Dingstag

Dies ist eine Geschichte über die traurige Tatsache, dass mein Alltag derzeit von wenigen spannenden Ereignissen geprägt ist. Deswegen freue ich mich, ständig weg zu sein, weil hier nämlich nicht so viel passiert. Mein Semester ist derzeit eine Veranstaltung, eine Vorlesung, die nicht stattfindet, da man sich doch auch die Podcasts von 2010 anhören kann, und die dazugehörige Übung. Die findet Dienstags statt. Dienstags ist also mein Abenteuertag. Mit einem Termin die Woche lohnt sich nämlich keine Monatskarte, insofern kann ich nicht gratis für achtzig Euro wann immer ich will in acht Ringen herumziehen, sondern muss da komplizierte Rechnungen anstellen, die darauf hinauslaufen, dass ich alles Dienstags tue.

 

Und das ist immer wahnsinnig interessant. Aufgepasst.

 

Meistens nehme ich den späteren Bus der zwei möglichen Busse, weil ich den früheren meistens verpasse. Dann kaufe ich mir beim meistens mürrischen Busfahrer ein Single-Tagesticket München XXL, denn das ist der exakte Name, der dafür erfunden wurde, und ich mich schrecklich fürchte, dass ich mit Tagesticket irgendwas Dummes bekommen würde, dessen Gültigkeitsbereich sich auf Fürstenfeldbruck und seine Satellitenstädte beschränkt. Anschließend würde ich, beim Reklamationsversuch, denke ich vom mürrischen Busfahrer, der eben das Ticket gerade extra für mich maschinell anfertigen hat lassen, in einem cholerischen Anfall bezüglich meiner fehlenden Wertschätzung seiner Arbeit mit seiner Pausenwurstsemmel erschlagen werden. Das versuche ich zu vermeiden.

 

Nachdem ich wegen dem langen Fahrkartennamen dann schon ziemlich lange mit dem Busfahrer gesprochen habe, verhalte ich mich den Rest der Reise unauffällig. In der S-Bahn sitze ich am liebsten am Fenster in Fahrtrichtung, Sonnenseite if available, und bin etwas beleidigt, wenn mir Leute Fensterplätze wegschnappen, die dann gar nicht aus dem Fenster gucken. Ich gucke schließlich immer aus dem Fenster und bin der festen Überzeugung, sollte sich jemand eines Tages eine Leiche mittelgut neben dem Gleis verstecken, ich würde sie am ehesten sehen. Der Leichengedanke ist aber insgesamt nur ein Versuch, sich in Waldjogger mit Hund hineinzuversetzen, die schließlich tagtäglich verscharrten Leichen begegnen, glaube ich.

 

 

Meistens hat dann irgendwann ein Fahrkartenkontrolleur einen Gastauftritt. Es ist ja ziemlich wichtig, dass die Exekutive das dreiste Passagierpack in die Schranken weist. Manchmal hat man aber Glück und die Instanzen der Exekutivgewalt sind ordentlich gekleidet, stinken nicht, und sind so kompetent, dass man ihnen nicht das Tarifsystem erklären muss, weil sie einen fälschlicherweise voreilig der versuchten Teilschwarzfahrerei bezichtigen.

========

[AUFGABE] Schreibe in der Erzählung über den Dienstag den Abschnitt von „Meistens hat dann“ bis „versuchten Teilschwarzfahrerei bezichtigen.“ neu und ersetze dabei „Fahrkartenkontrolleur“ durch „Kontrolleur“. Die anschließenden Einträge stehen für sich und gehören nicht zur Erzählung über den Dienstag.

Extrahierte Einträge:

========

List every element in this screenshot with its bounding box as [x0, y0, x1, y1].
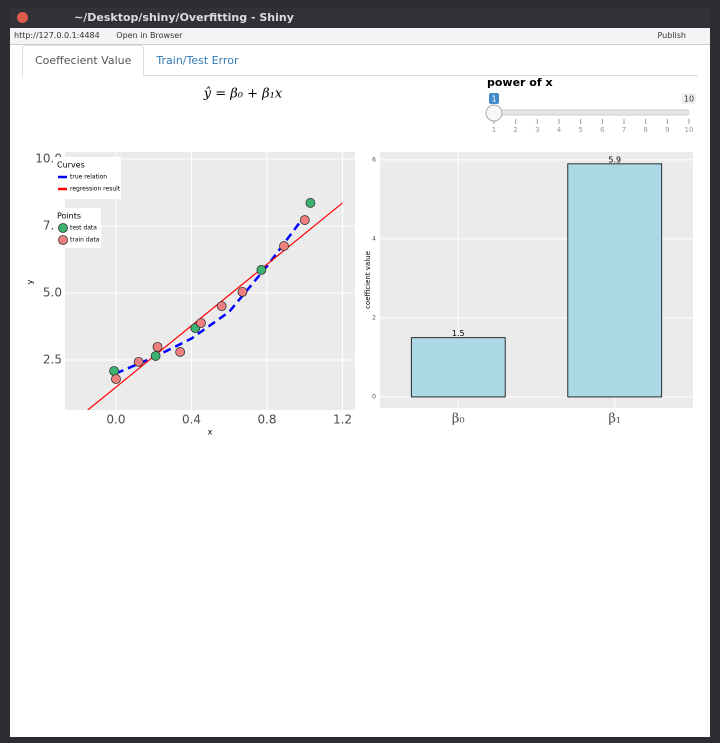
y-tick-label: 0 — [372, 393, 376, 400]
legend-key — [58, 235, 68, 245]
point — [237, 287, 248, 297]
url[interactable]: http://127.0.0.1:4484 — [14, 31, 100, 40]
slider-handle[interactable] — [485, 104, 503, 122]
slider-tick-label: 1 — [492, 126, 496, 134]
slider-track — [493, 109, 690, 116]
close-button[interactable] — [17, 12, 28, 23]
point — [111, 374, 121, 384]
slider-tick-label: 8 — [643, 126, 647, 134]
slider-tick-label: 2 — [513, 126, 517, 134]
slider-tick-label: 3 — [535, 126, 539, 134]
y-axis-title: coefficient value — [364, 251, 372, 309]
y-tick-label: 4 — [372, 235, 376, 242]
x-tick-label: 0.8 — [257, 413, 276, 427]
legend-title: Points — [57, 212, 81, 221]
slider-value: 1 — [491, 95, 496, 104]
bar-label: 1.5 — [452, 329, 465, 338]
point — [279, 241, 289, 251]
formula: ŷ = β₀ + β₁x — [203, 87, 283, 102]
tab-bar: Coeffecient Value Train/Test Error — [22, 45, 698, 77]
bar — [410, 337, 506, 398]
point — [133, 356, 144, 367]
point — [109, 366, 119, 376]
legend-label: regression result — [70, 186, 121, 193]
slider-tick-label: 5 — [578, 126, 582, 134]
y-tick-label: 6 — [372, 156, 376, 163]
point — [305, 198, 316, 208]
tab[interactable]: Coeffecient Value — [22, 45, 145, 77]
slider-max: 10 — [684, 95, 694, 104]
curve — [87, 202, 343, 410]
x-tick-label: β₁ — [608, 412, 621, 427]
legend-label: train data — [70, 237, 100, 244]
legend-label: true relation — [70, 174, 107, 181]
open-in-browser[interactable]: Open in Browser — [116, 31, 183, 40]
slider-label: power of x — [487, 76, 553, 89]
y-tick-label: 2 — [372, 314, 376, 321]
x-tick-label: 0.0 — [106, 413, 125, 427]
legend-title: Curves — [57, 161, 85, 170]
x-tick-label: β₀ — [452, 412, 465, 427]
slider-max-badge — [682, 93, 696, 104]
publish-button[interactable]: Publish — [657, 31, 686, 40]
y-axis-title: y — [26, 279, 35, 284]
legend-label: test data — [70, 225, 97, 232]
bar-label: 5.9 — [608, 155, 621, 164]
point — [150, 351, 161, 361]
tab[interactable]: Train/Test Error — [156, 54, 239, 67]
toolbar: http://127.0.0.1:4484 Open in Browser Pu… — [10, 28, 710, 45]
y-tick-label: 5.0 — [43, 285, 62, 299]
slider-tick-label: 9 — [665, 126, 669, 134]
slider-value-badge — [489, 93, 499, 104]
curve — [115, 222, 301, 375]
point — [299, 215, 310, 225]
point — [216, 301, 227, 312]
slider-tick-label: 7 — [622, 126, 626, 134]
window-title: ~/Desktop/shiny/Overfitting - Shiny — [74, 11, 294, 24]
y-tick-label: 2.5 — [43, 352, 62, 366]
slider-tick-label: 6 — [600, 126, 605, 134]
legend-key — [58, 223, 68, 233]
x-tick-label: 1.2 — [333, 413, 352, 427]
point — [256, 265, 267, 275]
point — [196, 318, 206, 328]
x-axis-title: x — [208, 428, 213, 437]
title-bar: ~/Desktop/shiny/Overfitting - Shiny — [10, 8, 710, 28]
slider-tick-label: 4 — [557, 126, 562, 134]
bar — [567, 163, 663, 398]
point — [175, 347, 186, 357]
x-tick-label: 0.4 — [182, 413, 201, 427]
slider-tick-label: 10 — [685, 126, 694, 134]
point — [152, 341, 163, 352]
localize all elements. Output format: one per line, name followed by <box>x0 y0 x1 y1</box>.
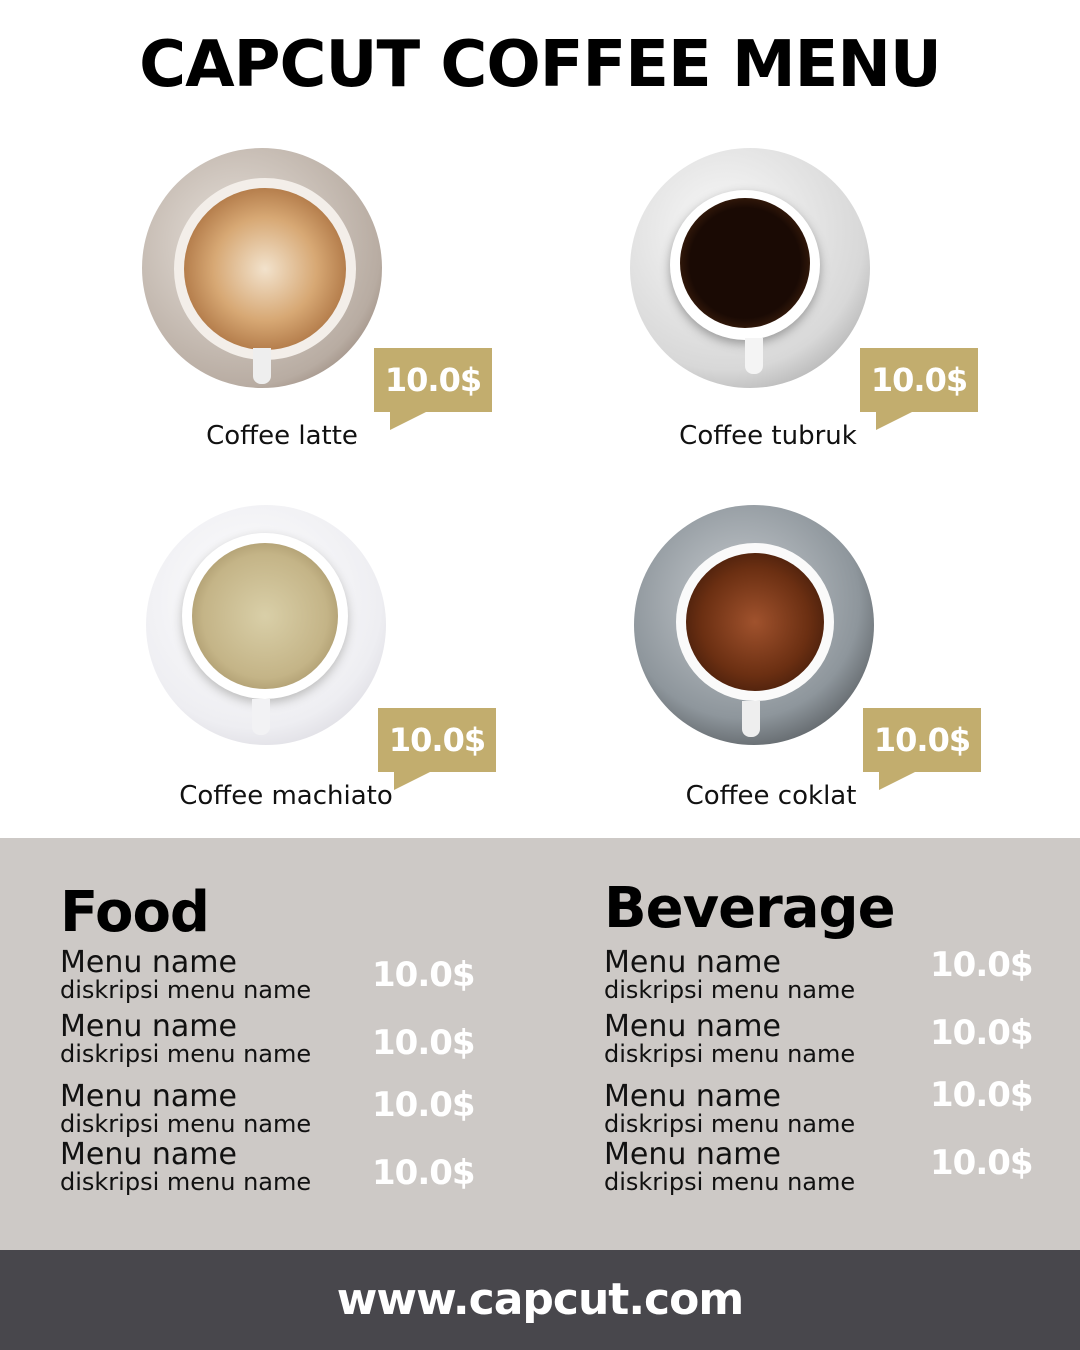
item-desc: diskripsi menu name <box>604 1168 856 1196</box>
food-item: Menu name diskripsi menu name <box>60 1137 312 1196</box>
item-desc: diskripsi menu name <box>60 1040 312 1068</box>
coffee-coklat-image <box>634 505 874 745</box>
coffee-tubruk-image <box>630 148 870 388</box>
page-title: CAPCUT COFFEE MENU <box>139 28 942 102</box>
coffee-machiato-image <box>146 505 386 745</box>
beverage-item: Menu name diskripsi menu name <box>604 1137 856 1196</box>
food-price: 10.0$ <box>372 955 476 995</box>
footer-url: www.capcut.com <box>0 1250 1080 1350</box>
coffee-name: Coffee tubruk <box>679 421 857 451</box>
item-desc: diskripsi menu name <box>60 976 312 1004</box>
item-name: Menu name <box>60 1009 237 1044</box>
food-price: 10.0$ <box>372 1023 476 1063</box>
item-name: Menu name <box>604 1009 781 1044</box>
price-tag: 10.0$ <box>374 348 492 430</box>
food-item: Menu name diskripsi menu name <box>60 1079 312 1138</box>
item-name: Menu name <box>604 945 781 980</box>
food-heading: Food <box>60 880 210 945</box>
item-desc: diskripsi menu name <box>604 976 856 1004</box>
food-item: Menu name diskripsi menu name <box>60 945 312 1004</box>
beverage-price: 10.0$ <box>930 1143 1034 1183</box>
food-item: Menu name diskripsi menu name <box>60 1009 312 1068</box>
item-desc: diskripsi menu name <box>604 1110 856 1138</box>
coffee-name: Coffee machiato <box>179 781 393 811</box>
coffee-name: Coffee latte <box>206 421 358 451</box>
menu-section <box>0 838 1080 1250</box>
item-name: Menu name <box>60 945 237 980</box>
beverage-heading: Beverage <box>604 876 896 941</box>
item-desc: diskripsi menu name <box>604 1040 856 1068</box>
beverage-price: 10.0$ <box>930 1075 1034 1115</box>
item-desc: diskripsi menu name <box>60 1168 312 1196</box>
food-price: 10.0$ <box>372 1085 476 1125</box>
beverage-price: 10.0$ <box>930 1013 1034 1053</box>
price-tag: 10.0$ <box>863 708 981 790</box>
coffee-name: Coffee coklat <box>685 781 857 811</box>
coffee-latte-image <box>142 148 382 388</box>
item-name: Menu name <box>604 1079 781 1114</box>
item-name: Menu name <box>60 1137 237 1172</box>
food-price: 10.0$ <box>372 1153 476 1193</box>
beverage-item: Menu name diskripsi menu name <box>604 1009 856 1068</box>
price-tag: 10.0$ <box>860 348 978 430</box>
price-tag: 10.0$ <box>378 708 496 790</box>
beverage-item: Menu name diskripsi menu name <box>604 945 856 1004</box>
beverage-item: Menu name diskripsi menu name <box>604 1079 856 1138</box>
item-name: Menu name <box>60 1079 237 1114</box>
item-name: Menu name <box>604 1137 781 1172</box>
item-desc: diskripsi menu name <box>60 1110 312 1138</box>
beverage-price: 10.0$ <box>930 945 1034 985</box>
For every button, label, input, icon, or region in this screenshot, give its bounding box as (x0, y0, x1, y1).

========

[LÖSUNG]
Meistens hat dann irgendwann ein Kontrolleur einen Gastauftritt. Es ist ja ziemlich wichtig, dass die Exekutive das dreiste Passagierpack in die Schranken weist. Manchmal hat man aber Glück und die Instanzen der Exekutivgewalt sind ordentlich gekleidet, stinken nicht, und sind so kompetent, dass man ihnen nicht das Tarifsystem erklären muss, weil sie einen fälschlicherweise voreilig der versuchten Teilschwarzfahrerei bezichtigen.